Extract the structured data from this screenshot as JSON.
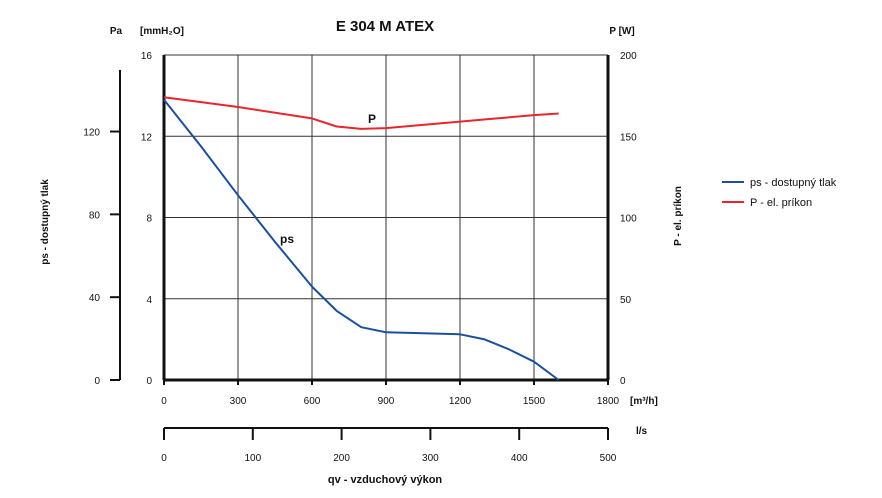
{
  "chart_data": {
    "type": "line",
    "title": "E 304 M ATEX",
    "xlabel": "qv - vzduchový výkon",
    "x_unit": "[m³/h]",
    "x2_unit": "l/s",
    "ylabel_left": "ps - dostupný tlak",
    "y_unit_pa": "Pa",
    "y_unit_mm": "[mmH₂O]",
    "ylabel_right": "P - el. príkon",
    "y_unit_right": "P [W]",
    "xlim": [
      0,
      1800
    ],
    "x_ticks": [
      0,
      300,
      600,
      900,
      1200,
      1500,
      1800
    ],
    "x2lim": [
      0,
      500
    ],
    "x2_ticks": [
      0,
      100,
      200,
      300,
      400,
      500
    ],
    "ylim_mm": [
      0,
      16
    ],
    "y_mm_ticks": [
      0,
      4,
      8,
      12,
      16
    ],
    "y_pa_ticks": [
      0,
      40,
      80,
      120
    ],
    "ylim_right": [
      0,
      200
    ],
    "y_right_ticks": [
      0,
      50,
      100,
      150,
      200
    ],
    "grid": true,
    "legend_position": "right",
    "series": [
      {
        "name": "ps - dostupný tlak",
        "label": "ps",
        "color": "#1a4fa0",
        "axis": "mmH2O",
        "x": [
          0,
          150,
          300,
          450,
          600,
          700,
          800,
          900,
          1050,
          1200,
          1300,
          1400,
          1500,
          1600
        ],
        "y": [
          13.8,
          11.5,
          9.1,
          6.8,
          4.6,
          3.4,
          2.6,
          2.35,
          2.3,
          2.25,
          2.0,
          1.5,
          0.9,
          0
        ]
      },
      {
        "name": "P - el. príkon",
        "label": "P",
        "color": "#e8262b",
        "axis": "W",
        "x": [
          0,
          300,
          600,
          700,
          800,
          900,
          1050,
          1200,
          1350,
          1500,
          1600
        ],
        "y": [
          174,
          168,
          161,
          156,
          154.5,
          155,
          157,
          159,
          161,
          163,
          164
        ]
      }
    ]
  }
}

◆ The request: In the records above, how many lines include the string "dostupný"? Answer with only the number.

◆ Expected answer: 2